■ Problem requirements:
Copy out the data below verbatim.
-- START OF Entries shown --
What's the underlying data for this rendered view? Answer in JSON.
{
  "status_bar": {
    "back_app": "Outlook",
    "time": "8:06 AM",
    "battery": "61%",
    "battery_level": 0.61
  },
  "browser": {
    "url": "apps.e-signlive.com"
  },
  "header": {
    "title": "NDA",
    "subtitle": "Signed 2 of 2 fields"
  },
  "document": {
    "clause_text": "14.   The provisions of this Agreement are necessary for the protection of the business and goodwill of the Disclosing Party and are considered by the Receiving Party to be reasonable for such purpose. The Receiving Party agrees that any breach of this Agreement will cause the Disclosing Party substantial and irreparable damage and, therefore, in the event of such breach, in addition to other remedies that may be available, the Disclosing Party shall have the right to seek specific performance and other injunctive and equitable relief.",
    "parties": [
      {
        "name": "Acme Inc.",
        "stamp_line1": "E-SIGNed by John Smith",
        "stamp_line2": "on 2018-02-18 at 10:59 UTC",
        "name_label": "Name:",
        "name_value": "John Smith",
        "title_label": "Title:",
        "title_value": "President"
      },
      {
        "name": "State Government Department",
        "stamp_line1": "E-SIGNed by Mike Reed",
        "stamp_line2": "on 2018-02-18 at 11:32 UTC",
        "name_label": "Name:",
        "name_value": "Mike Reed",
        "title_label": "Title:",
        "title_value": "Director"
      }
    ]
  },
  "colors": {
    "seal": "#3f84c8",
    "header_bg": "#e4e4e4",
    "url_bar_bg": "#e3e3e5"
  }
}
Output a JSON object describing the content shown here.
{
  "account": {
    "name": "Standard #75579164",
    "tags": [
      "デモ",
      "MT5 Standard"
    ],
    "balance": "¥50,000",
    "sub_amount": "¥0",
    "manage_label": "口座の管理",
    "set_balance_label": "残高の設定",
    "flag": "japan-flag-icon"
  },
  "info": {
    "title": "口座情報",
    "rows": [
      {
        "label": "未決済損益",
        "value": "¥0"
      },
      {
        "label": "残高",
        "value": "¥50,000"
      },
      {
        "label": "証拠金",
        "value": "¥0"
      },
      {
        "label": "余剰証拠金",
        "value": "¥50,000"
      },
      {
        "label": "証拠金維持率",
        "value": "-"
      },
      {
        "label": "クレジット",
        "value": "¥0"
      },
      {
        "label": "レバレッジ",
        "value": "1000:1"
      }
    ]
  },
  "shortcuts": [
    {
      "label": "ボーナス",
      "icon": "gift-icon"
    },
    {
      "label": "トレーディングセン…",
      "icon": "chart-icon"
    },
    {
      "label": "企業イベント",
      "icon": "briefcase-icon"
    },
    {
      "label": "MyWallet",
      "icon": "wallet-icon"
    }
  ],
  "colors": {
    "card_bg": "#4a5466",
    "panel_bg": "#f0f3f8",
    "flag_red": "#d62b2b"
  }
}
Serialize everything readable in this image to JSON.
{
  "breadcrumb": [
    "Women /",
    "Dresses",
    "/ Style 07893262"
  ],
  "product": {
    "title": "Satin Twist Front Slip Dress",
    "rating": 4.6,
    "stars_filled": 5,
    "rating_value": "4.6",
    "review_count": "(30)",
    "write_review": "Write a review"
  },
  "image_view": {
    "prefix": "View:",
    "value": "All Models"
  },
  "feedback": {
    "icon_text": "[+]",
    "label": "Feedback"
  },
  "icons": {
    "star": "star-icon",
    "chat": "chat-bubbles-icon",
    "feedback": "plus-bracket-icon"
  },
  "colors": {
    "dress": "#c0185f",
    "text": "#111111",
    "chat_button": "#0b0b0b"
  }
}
-- END OF Entries shown --
■ Exercise result:
What's the underlying data for this rendered view? Answer in JSON.
{
  "status_bar": {
    "back_app": "Outlook",
    "time": "8:06 AM",
    "battery": "61%",
    "battery_level": 0.61
  },
  "browser": {
    "url": "apps.e-signlive.com"
  },
  "header": {
    "title": "NDA",
    "subtitle": "Signed 2 of 2 fields"
  },
  "document": {
    "clause_text": "14.   The provisions of this Agreement are necessary for the protection of the business and goodwill of the Disclosing Party and are considered by the Receiving Party to be reasonable for such purpose. The Receiving Party agrees that any breach of this Agreement will cause the Disclosing Party substantial and irreparable damage and, therefore, in the event of such breach, in addition to other remedies that may be available, the Disclosing Party shall have the right to seek specific performance and other injunctive and equitable relief.",
    "parties": [
      {
        "name": "Acme Inc.",
        "stamp_line1": "E-SIGNed by John Smith",
        "stamp_line2": "on 2018-02-18 at 10:59 UTC",
        "name_label": "Name:",
        "name_value": "John Smith",
        "title_label": "Title:",
        "title_value": "President"
      },
      {
        "name": "State Government Department",
        "stamp_line1": "E-SIGNed by Mike Reed",
        "stamp_line2": "on 2018-02-18 at 11:32 UTC",
        "name_label": "Name:",
        "name_value": "Mike Reed",
        "title_label": "Title:",
        "title_value": "Director"
      }
    ]
  },
  "colors": {
    "seal": "#3f84c8",
    "header_bg": "#e4e4e4",
    "url_bar_bg": "#e3e3e5"
  }
}
Output a JSON object describing the content shown here.
{
  "account": {
    "name": "Standard #75579164",
    "tags": [
      "デモ",
      "MT5 Standard"
    ],
    "balance": "¥50,000",
    "sub_amount": "¥0",
    "manage_label": "口座の管理",
    "set_balance_label": "残高の設定",
    "flag": "japan-flag-icon"
  },
  "info": {
    "title": "口座情報",
    "rows": [
      {
        "label": "未決済損益",
        "value": "¥0"
      },
      {
        "label": "残高",
        "value": "¥50,000"
      },
      {
        "label": "証拠金",
        "value": "¥0"
      },
      {
        "label": "余剰証拠金",
        "value": "¥50,000"
      },
      {
        "label": "証拠金維持率",
        "value": "-"
      },
      {
        "label": "クレジット",
        "value": "¥0"
      },
      {
        "label": "レバレッジ",
        "value": "1000:1"
      }
    ]
  },
  "shortcuts": [
    {
      "label": "ボーナス",
      "icon": "gift-icon"
    },
    {
      "label": "トレーディングセン…",
      "icon": "chart-icon"
    },
    {
      "label": "企業イベント",
      "icon": "briefcase-icon"
    },
    {
      "label": "MyWallet",
      "icon": "wallet-icon"
    }
  ],
  "colors": {
    "card_bg": "#4a5466",
    "panel_bg": "#f0f3f8",
    "flag_red": "#d62b2b"
  }
}
Serialize everything readable in this image to JSON.
{
  "breadcrumb": [
    "Women /",
    "Dresses",
    "/ Style 07893262"
  ],
  "product": {
    "title": "Satin Twist Front Slip Dress",
    "rating": 4.6,
    "stars_filled": 5,
    "rating_value": "4.6",
    "review_count": "(30)",
    "write_review": "Write a review"
  },
  "image_view": {
    "prefix": "View:",
    "value": "All Models"
  },
  "feedback": {
    "icon_text": "[+]",
    "label": "Feedback"
  },
  "icons": {
    "star": "star-icon",
    "chat": "chat-bubbles-icon",
    "feedback": "plus-bracket-icon"
  },
  "colors": {
    "dress": "#c0185f",
    "text": "#111111",
    "chat_button": "#0b0b0b"
  }
}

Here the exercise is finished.